* [TASK INSTRUCTIONS]: Leave out the pictures, then reproduce the rest of the material exactly.
┄┄┄┄┄┄┄┄┄┄┄┄┄┄┄┄┄┄┄┄
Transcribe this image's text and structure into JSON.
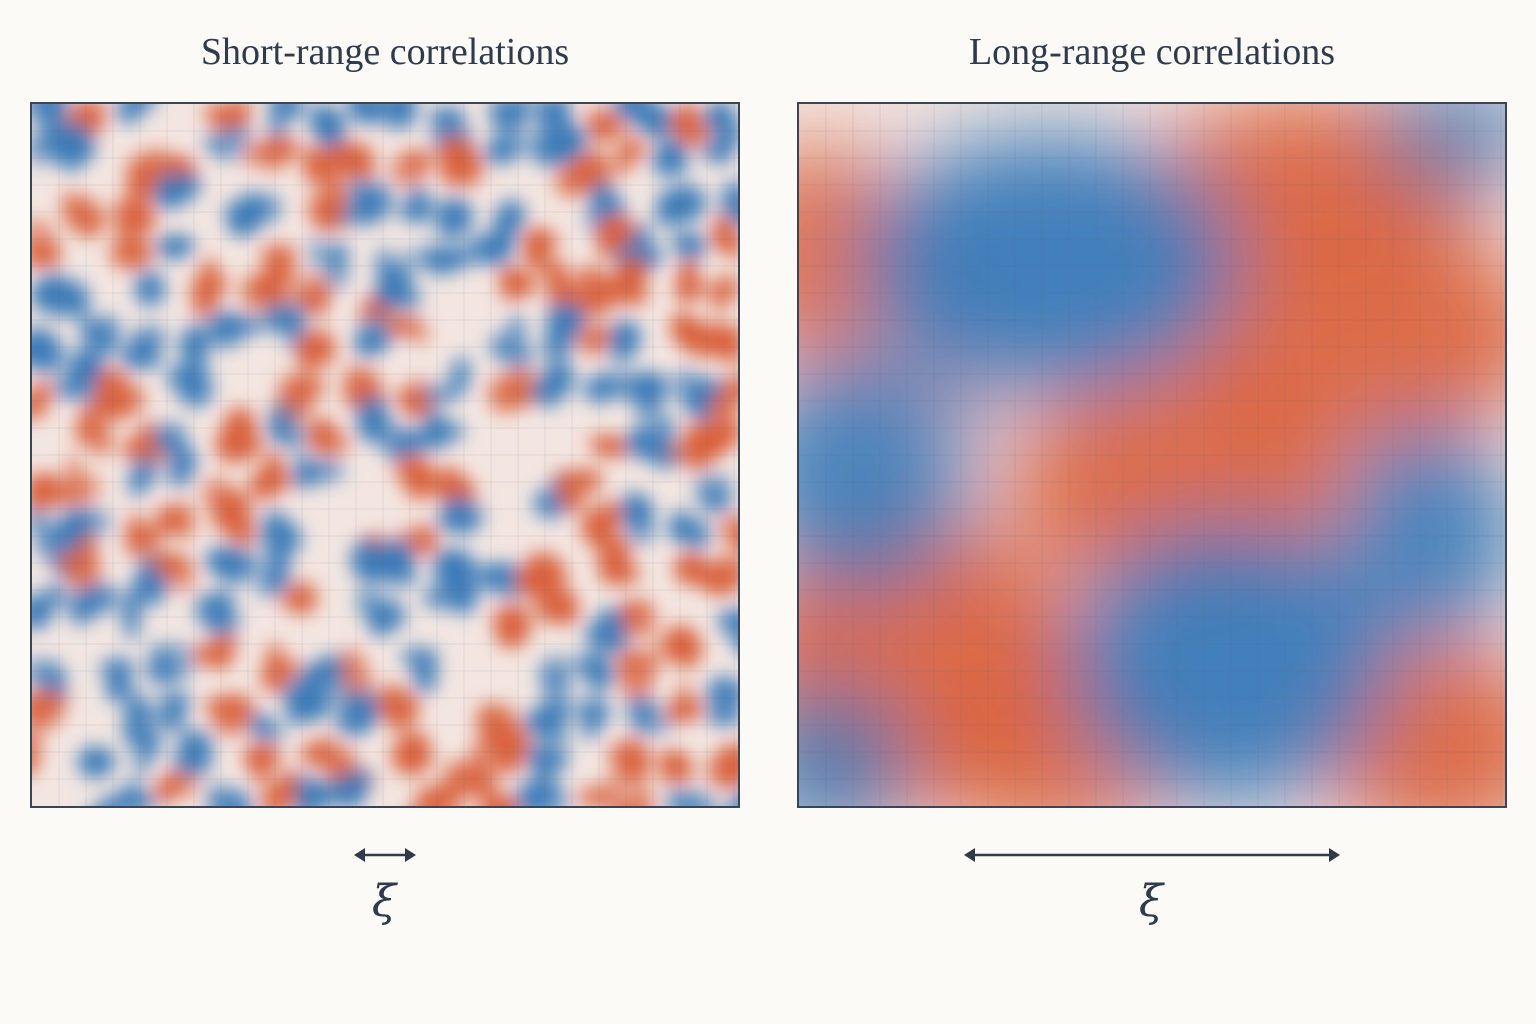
{
  "panels": {
    "left": {
      "title": "Short-range correlations",
      "length_label": "ξ"
    },
    "right": {
      "title": "Long-range correlations",
      "length_label": "ξ"
    }
  },
  "colors": {
    "positive": "#d9603b",
    "negative": "#3a7ab8",
    "neutral": "#f3e6e1",
    "frame": "#3b4454",
    "background": "#fbfaf6"
  }
}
┄┄┄┄┄┄┄┄┄┄┄┄┄┄┄┄┄┄┄┄
* [ANSWER FOR THE TASK]:
Transcribe this image's text and structure into JSON.
{
  "panels": {
    "left": {
      "title": "Short-range correlations",
      "length_label": "ξ"
    },
    "right": {
      "title": "Long-range correlations",
      "length_label": "ξ"
    }
  },
  "colors": {
    "positive": "#d9603b",
    "negative": "#3a7ab8",
    "neutral": "#f3e6e1",
    "frame": "#3b4454",
    "background": "#fbfaf6"
  }
}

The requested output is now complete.